* [Problem details]
Write out again only the lines between the one with "Extract all readable text from this page." and the end of the records below, both ends counted, and don't include the pictures.

* [Material for this exercise]
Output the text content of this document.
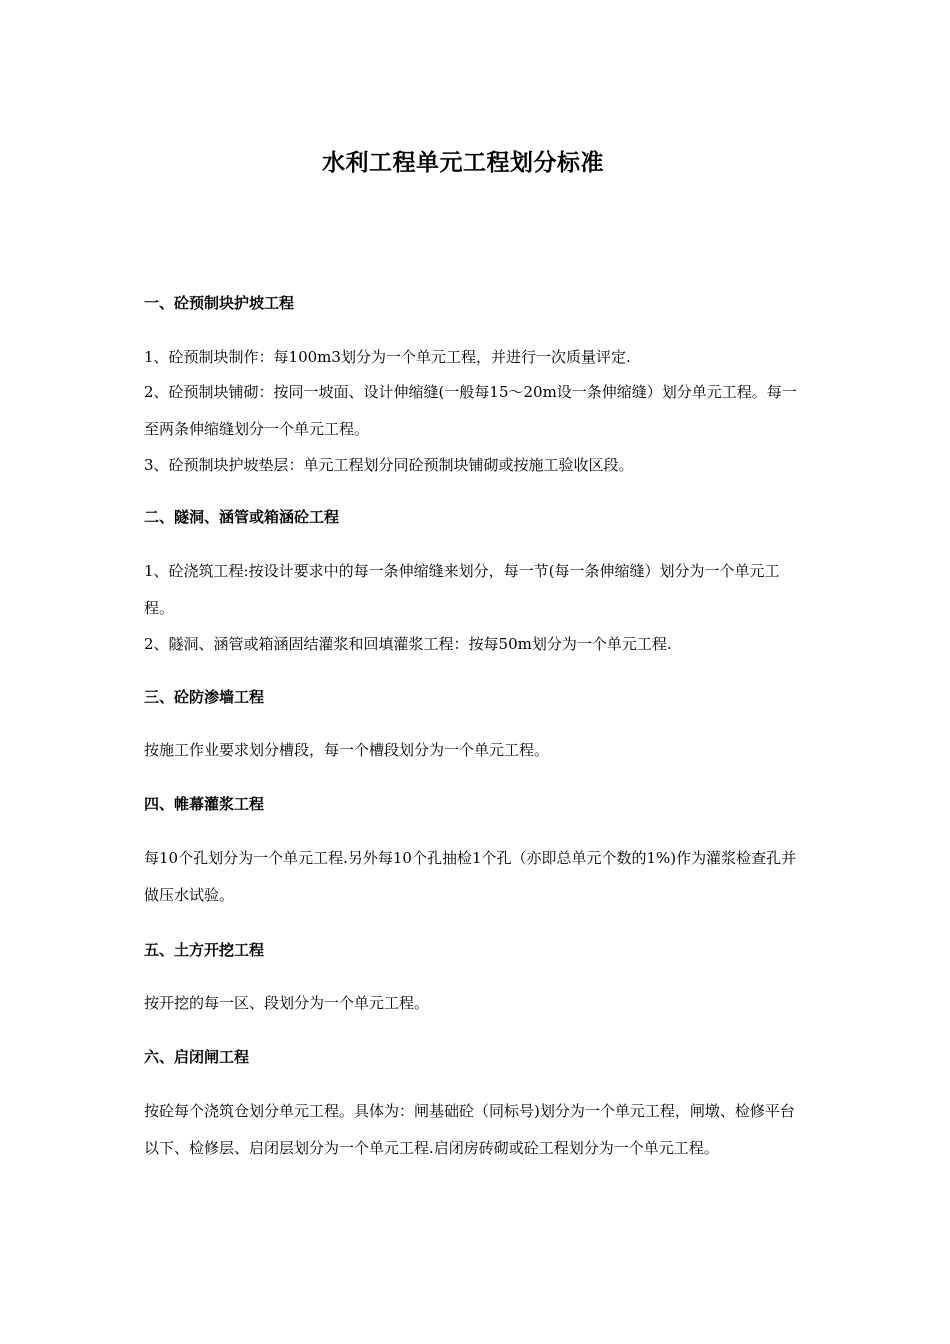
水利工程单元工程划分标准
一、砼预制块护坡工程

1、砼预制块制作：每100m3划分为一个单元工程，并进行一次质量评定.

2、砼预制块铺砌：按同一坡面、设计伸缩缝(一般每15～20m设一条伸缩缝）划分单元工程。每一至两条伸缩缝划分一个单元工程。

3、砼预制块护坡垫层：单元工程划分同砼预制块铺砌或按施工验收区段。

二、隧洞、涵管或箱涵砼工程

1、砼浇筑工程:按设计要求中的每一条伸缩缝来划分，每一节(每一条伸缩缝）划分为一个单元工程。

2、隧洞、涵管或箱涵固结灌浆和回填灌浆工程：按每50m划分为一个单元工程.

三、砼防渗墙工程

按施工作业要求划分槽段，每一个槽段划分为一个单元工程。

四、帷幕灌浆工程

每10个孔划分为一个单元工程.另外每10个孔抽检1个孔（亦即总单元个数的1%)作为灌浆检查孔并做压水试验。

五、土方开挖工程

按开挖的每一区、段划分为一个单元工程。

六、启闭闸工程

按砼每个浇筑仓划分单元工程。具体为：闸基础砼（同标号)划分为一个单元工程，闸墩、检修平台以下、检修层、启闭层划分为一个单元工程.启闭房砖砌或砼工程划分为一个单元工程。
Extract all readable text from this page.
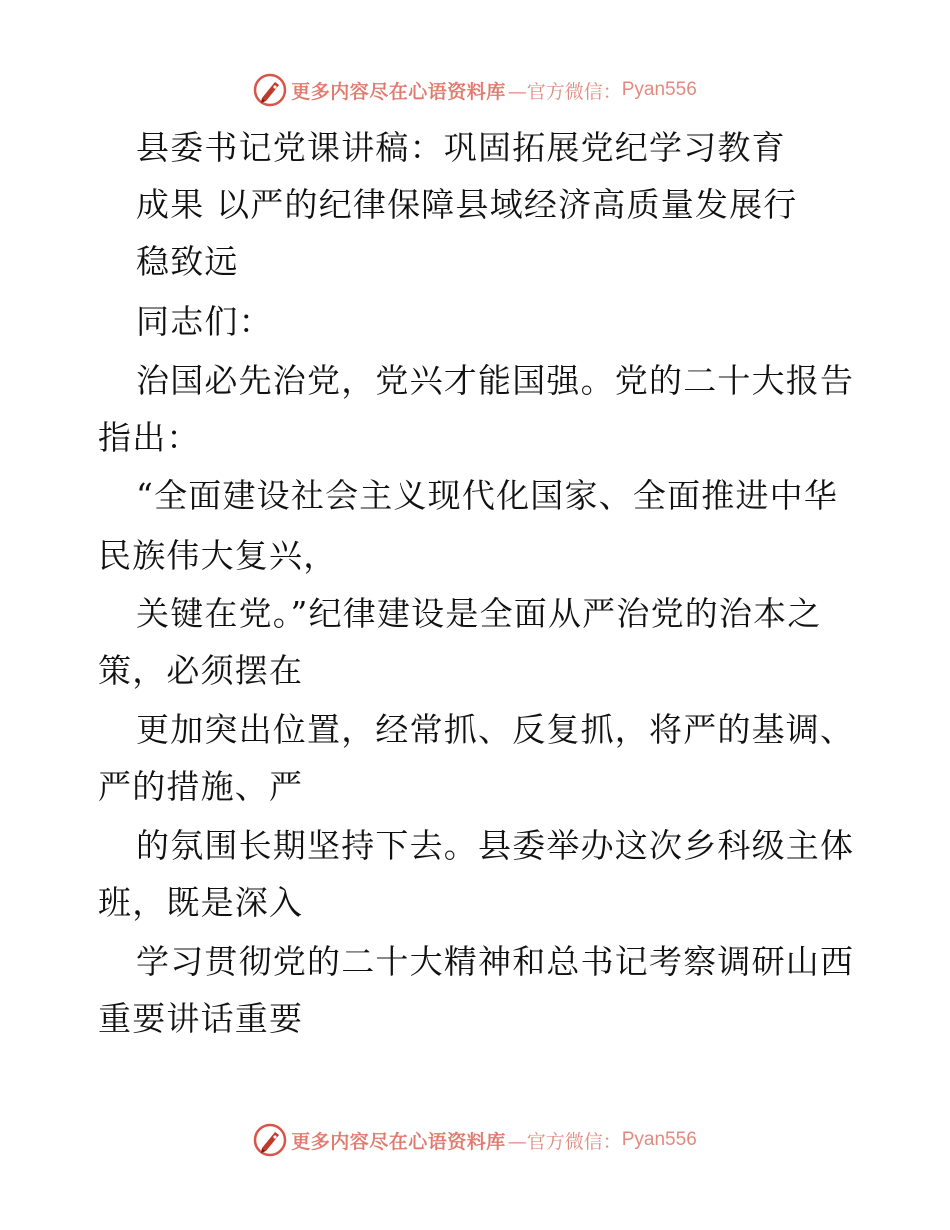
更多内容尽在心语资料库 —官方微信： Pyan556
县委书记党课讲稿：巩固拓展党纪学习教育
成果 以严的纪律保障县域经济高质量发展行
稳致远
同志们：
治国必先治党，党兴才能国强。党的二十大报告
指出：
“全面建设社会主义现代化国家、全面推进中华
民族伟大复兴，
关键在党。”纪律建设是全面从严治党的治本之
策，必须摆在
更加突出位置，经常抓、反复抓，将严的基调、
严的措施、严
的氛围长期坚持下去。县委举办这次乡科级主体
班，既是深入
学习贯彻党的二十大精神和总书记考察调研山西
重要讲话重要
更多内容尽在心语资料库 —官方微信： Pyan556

* [Expected output]
Extract all readable text from this page.
更多内容尽在心语资料库 —官方微信： Pyan556
县委书记党课讲稿：巩固拓展党纪学习教育
成果 以严的纪律保障县域经济高质量发展行
稳致远
同志们：
治国必先治党，党兴才能国强。党的二十大报告
指出：
“全面建设社会主义现代化国家、全面推进中华
民族伟大复兴，
关键在党。”纪律建设是全面从严治党的治本之
策，必须摆在
更加突出位置，经常抓、反复抓，将严的基调、
严的措施、严
的氛围长期坚持下去。县委举办这次乡科级主体
班，既是深入
学习贯彻党的二十大精神和总书记考察调研山西
重要讲话重要
更多内容尽在心语资料库 —官方微信： Pyan556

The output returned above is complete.